Task objective.
Restate the listing below word for word, omitting any images.

Recorded information.
——

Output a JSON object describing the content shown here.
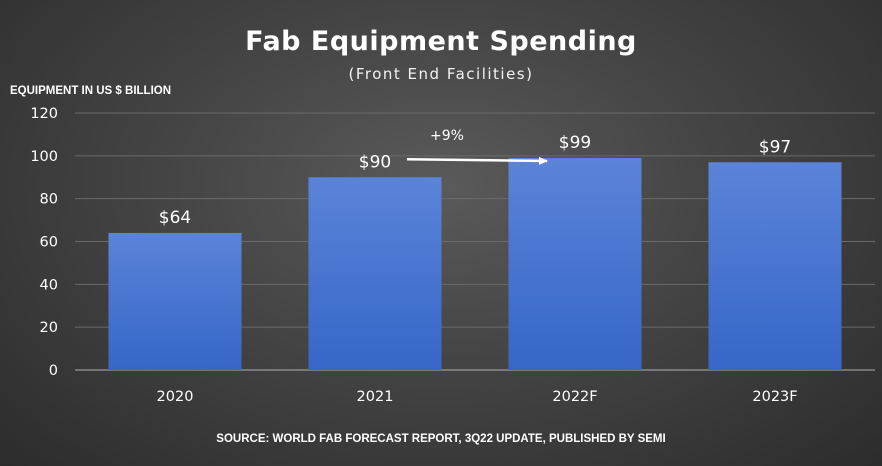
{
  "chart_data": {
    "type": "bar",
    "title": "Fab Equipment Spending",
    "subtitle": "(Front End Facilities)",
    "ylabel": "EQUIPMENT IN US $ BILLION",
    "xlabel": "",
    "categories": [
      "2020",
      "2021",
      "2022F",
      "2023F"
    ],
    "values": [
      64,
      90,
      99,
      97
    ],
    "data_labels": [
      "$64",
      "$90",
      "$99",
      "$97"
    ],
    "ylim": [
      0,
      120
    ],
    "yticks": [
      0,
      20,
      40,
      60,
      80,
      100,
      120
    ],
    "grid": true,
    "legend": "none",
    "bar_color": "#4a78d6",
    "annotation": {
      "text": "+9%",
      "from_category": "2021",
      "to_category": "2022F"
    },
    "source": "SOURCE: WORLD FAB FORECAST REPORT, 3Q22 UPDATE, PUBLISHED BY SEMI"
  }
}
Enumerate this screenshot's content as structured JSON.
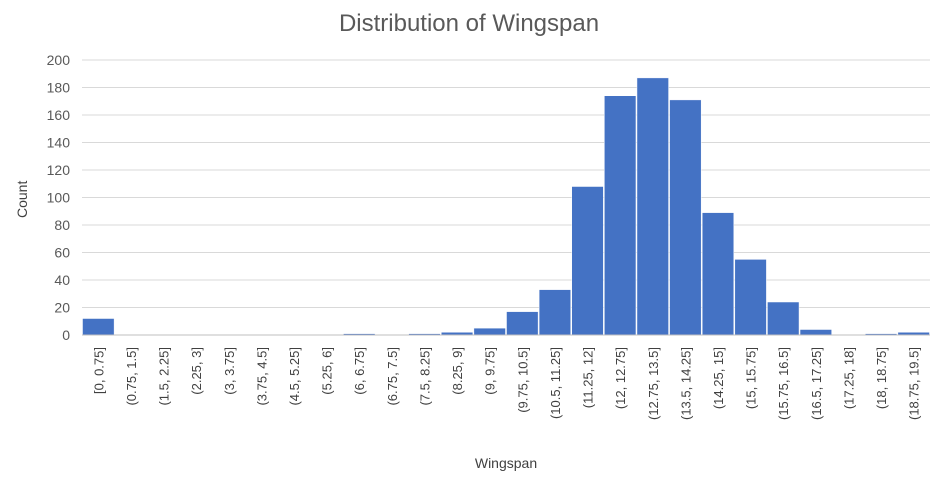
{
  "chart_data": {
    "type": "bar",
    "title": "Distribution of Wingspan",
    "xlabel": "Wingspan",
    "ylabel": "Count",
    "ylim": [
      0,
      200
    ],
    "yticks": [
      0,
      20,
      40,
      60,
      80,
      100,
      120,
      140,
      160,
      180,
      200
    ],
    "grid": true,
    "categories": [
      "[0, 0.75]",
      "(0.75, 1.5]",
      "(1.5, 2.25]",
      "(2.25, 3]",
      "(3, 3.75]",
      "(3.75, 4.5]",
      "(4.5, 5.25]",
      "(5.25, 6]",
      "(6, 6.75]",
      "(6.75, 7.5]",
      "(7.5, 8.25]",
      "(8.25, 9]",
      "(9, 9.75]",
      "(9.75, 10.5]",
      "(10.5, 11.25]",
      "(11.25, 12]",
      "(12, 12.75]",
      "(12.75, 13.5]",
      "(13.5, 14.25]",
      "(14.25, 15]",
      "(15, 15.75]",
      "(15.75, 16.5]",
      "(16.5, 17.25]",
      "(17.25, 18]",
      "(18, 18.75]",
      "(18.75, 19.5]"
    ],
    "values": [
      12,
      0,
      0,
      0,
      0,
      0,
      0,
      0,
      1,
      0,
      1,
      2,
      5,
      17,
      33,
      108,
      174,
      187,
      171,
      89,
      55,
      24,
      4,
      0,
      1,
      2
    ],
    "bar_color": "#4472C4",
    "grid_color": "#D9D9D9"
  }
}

——

Full answer.
Output a JSON object describing the content shown here.
{
  "chart_data": {
    "type": "bar",
    "title": "Fab Equipment Spending",
    "subtitle": "(Front End Facilities)",
    "ylabel": "EQUIPMENT IN US $ BILLION",
    "xlabel": "",
    "categories": [
      "2020",
      "2021",
      "2022F",
      "2023F"
    ],
    "values": [
      64,
      90,
      99,
      97
    ],
    "data_labels": [
      "$64",
      "$90",
      "$99",
      "$97"
    ],
    "ylim": [
      0,
      120
    ],
    "yticks": [
      0,
      20,
      40,
      60,
      80,
      100,
      120
    ],
    "grid": true,
    "legend": "none",
    "bar_color": "#4a78d6",
    "annotation": {
      "text": "+9%",
      "from_category": "2021",
      "to_category": "2022F"
    },
    "source": "SOURCE: WORLD FAB FORECAST REPORT, 3Q22 UPDATE, PUBLISHED BY SEMI"
  }
}
Enumerate this screenshot's content as structured JSON.
{
  "chart_data": {
    "type": "bar",
    "title": "Distribution of Wingspan",
    "xlabel": "Wingspan",
    "ylabel": "Count",
    "ylim": [
      0,
      200
    ],
    "yticks": [
      0,
      20,
      40,
      60,
      80,
      100,
      120,
      140,
      160,
      180,
      200
    ],
    "grid": true,
    "categories": [
      "[0, 0.75]",
      "(0.75, 1.5]",
      "(1.5, 2.25]",
      "(2.25, 3]",
      "(3, 3.75]",
      "(3.75, 4.5]",
      "(4.5, 5.25]",
      "(5.25, 6]",
      "(6, 6.75]",
      "(6.75, 7.5]",
      "(7.5, 8.25]",
      "(8.25, 9]",
      "(9, 9.75]",
      "(9.75, 10.5]",
      "(10.5, 11.25]",
      "(11.25, 12]",
      "(12, 12.75]",
      "(12.75, 13.5]",
      "(13.5, 14.25]",
      "(14.25, 15]",
      "(15, 15.75]",
      "(15.75, 16.5]",
      "(16.5, 17.25]",
      "(17.25, 18]",
      "(18, 18.75]",
      "(18.75, 19.5]"
    ],
    "values": [
      12,
      0,
      0,
      0,
      0,
      0,
      0,
      0,
      1,
      0,
      1,
      2,
      5,
      17,
      33,
      108,
      174,
      187,
      171,
      89,
      55,
      24,
      4,
      0,
      1,
      2
    ],
    "bar_color": "#4472C4",
    "grid_color": "#D9D9D9"
  }
}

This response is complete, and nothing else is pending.